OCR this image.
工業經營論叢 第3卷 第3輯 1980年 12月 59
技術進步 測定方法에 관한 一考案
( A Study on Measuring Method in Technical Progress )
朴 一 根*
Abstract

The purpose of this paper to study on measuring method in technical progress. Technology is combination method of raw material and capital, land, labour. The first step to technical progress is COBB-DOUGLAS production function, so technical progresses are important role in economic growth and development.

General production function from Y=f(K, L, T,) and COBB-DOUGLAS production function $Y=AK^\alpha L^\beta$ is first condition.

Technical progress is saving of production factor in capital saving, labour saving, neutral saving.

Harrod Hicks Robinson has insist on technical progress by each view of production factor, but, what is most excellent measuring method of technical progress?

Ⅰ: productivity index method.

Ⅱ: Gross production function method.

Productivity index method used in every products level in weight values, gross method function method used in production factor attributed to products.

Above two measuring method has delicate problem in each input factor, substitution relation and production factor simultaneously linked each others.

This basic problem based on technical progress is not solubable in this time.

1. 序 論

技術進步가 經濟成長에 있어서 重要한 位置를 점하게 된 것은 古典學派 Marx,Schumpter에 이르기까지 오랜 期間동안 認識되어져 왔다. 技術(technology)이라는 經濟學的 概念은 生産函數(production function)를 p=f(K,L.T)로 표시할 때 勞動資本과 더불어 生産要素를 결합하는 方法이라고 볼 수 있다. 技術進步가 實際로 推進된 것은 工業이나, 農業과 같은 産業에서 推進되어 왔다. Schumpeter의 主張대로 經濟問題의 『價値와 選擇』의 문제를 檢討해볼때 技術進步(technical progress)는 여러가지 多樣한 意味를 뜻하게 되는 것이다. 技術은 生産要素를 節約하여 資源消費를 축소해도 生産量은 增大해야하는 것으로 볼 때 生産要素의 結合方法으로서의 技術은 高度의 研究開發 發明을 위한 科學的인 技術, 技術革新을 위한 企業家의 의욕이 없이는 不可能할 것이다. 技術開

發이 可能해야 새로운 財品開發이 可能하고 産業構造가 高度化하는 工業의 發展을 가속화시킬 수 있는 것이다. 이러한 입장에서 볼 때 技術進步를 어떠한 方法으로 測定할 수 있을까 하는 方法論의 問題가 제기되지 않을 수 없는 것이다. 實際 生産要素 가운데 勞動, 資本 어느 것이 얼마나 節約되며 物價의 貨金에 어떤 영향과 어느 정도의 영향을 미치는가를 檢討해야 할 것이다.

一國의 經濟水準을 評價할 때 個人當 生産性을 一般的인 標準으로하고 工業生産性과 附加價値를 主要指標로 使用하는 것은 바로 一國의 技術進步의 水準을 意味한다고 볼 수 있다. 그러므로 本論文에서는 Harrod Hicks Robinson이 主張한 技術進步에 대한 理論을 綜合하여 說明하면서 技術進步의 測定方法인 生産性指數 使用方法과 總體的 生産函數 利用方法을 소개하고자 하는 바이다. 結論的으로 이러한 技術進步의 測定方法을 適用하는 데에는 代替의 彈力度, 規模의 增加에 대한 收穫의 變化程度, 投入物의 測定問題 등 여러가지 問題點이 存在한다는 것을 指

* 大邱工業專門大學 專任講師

◆ **AIM**:
Write out all of the records above exactly as they appear.

◆ **WRITTEN SOLUTION**:
OCR this image.
工業經營論叢 第3卷 第3輯 1980年 12月 59
技術進步 測定方法에 관한 一考案
( A Study on Measuring Method in Technical Progress )
朴 一 根*
Abstract

The purpose of this paper to study on measuring method in technical progress. Technology is combination method of raw material and capital, land, labour. The first step to technical progress is COBB-DOUGLAS production function, so technical progresses are important role in economic growth and development.

General production function from Y=f(K, L, T,) and COBB-DOUGLAS production function $Y=AK^\alpha L^\beta$ is first condition.

Technical progress is saving of production factor in capital saving, labour saving, neutral saving.

Harrod Hicks Robinson has insist on technical progress by each view of production factor, but, what is most excellent measuring method of technical progress?

Ⅰ: productivity index method.

Ⅱ: Gross production function method.

Productivity index method used in every products level in weight values, gross method function method used in production factor attributed to products.

Above two measuring method has delicate problem in each input factor, substitution relation and production factor simultaneously linked each others.

This basic problem based on technical progress is not solubable in this time.

1. 序 論

技術進步가 經濟成長에 있어서 重要한 位置를 점하게 된 것은 古典學派 Marx,Schumpter에 이르기까지 오랜 期間동안 認識되어져 왔다. 技術(technology)이라는 經濟學的 概念은 生産函數(production function)를 p=f(K,L.T)로 표시할 때 勞動資本과 더불어 生産要素를 결합하는 方法이라고 볼 수 있다. 技術進步가 實際로 推進된 것은 工業이나, 農業과 같은 産業에서 推進되어 왔다. Schumpeter의 主張대로 經濟問題의 『價値와 選擇』의 문제를 檢討해볼때 技術進步(technical progress)는 여러가지 多樣한 意味를 뜻하게 되는 것이다. 技術은 生産要素를 節約하여 資源消費를 축소해도 生産量은 增大해야하는 것으로 볼 때 生産要素의 結合方法으로서의 技術은 高度의 研究開發 發明을 위한 科學的인 技術, 技術革新을 위한 企業家의 의욕이 없이는 不可能할 것이다. 技術開

發이 可能해야 새로운 財品開發이 可能하고 産業構造가 高度化하는 工業의 發展을 가속화시킬 수 있는 것이다. 이러한 입장에서 볼 때 技術進步를 어떠한 方法으로 測定할 수 있을까 하는 方法論의 問題가 제기되지 않을 수 없는 것이다. 實際 生産要素 가운데 勞動, 資本 어느 것이 얼마나 節約되며 物價의 貨金에 어떤 영향과 어느 정도의 영향을 미치는가를 檢討해야 할 것이다.

一國의 經濟水準을 評價할 때 個人當 生産性을 一般的인 標準으로하고 工業生産性과 附加價値를 主要指標로 使用하는 것은 바로 一國의 技術進步의 水準을 意味한다고 볼 수 있다. 그러므로 本論文에서는 Harrod Hicks Robinson이 主張한 技術進步에 대한 理論을 綜合하여 說明하면서 技術進步의 測定方法인 生産性指數 使用方法과 總體的 生産函數 利用方法을 소개하고자 하는 바이다. 結論的으로 이러한 技術進步의 測定方法을 適用하는 데에는 代替의 彈力度, 規模의 增加에 대한 收穫의 變化程度, 投入物의 測定問題 등 여러가지 問題點이 存在한다는 것을 指

* 大邱工業專門大學 專任講師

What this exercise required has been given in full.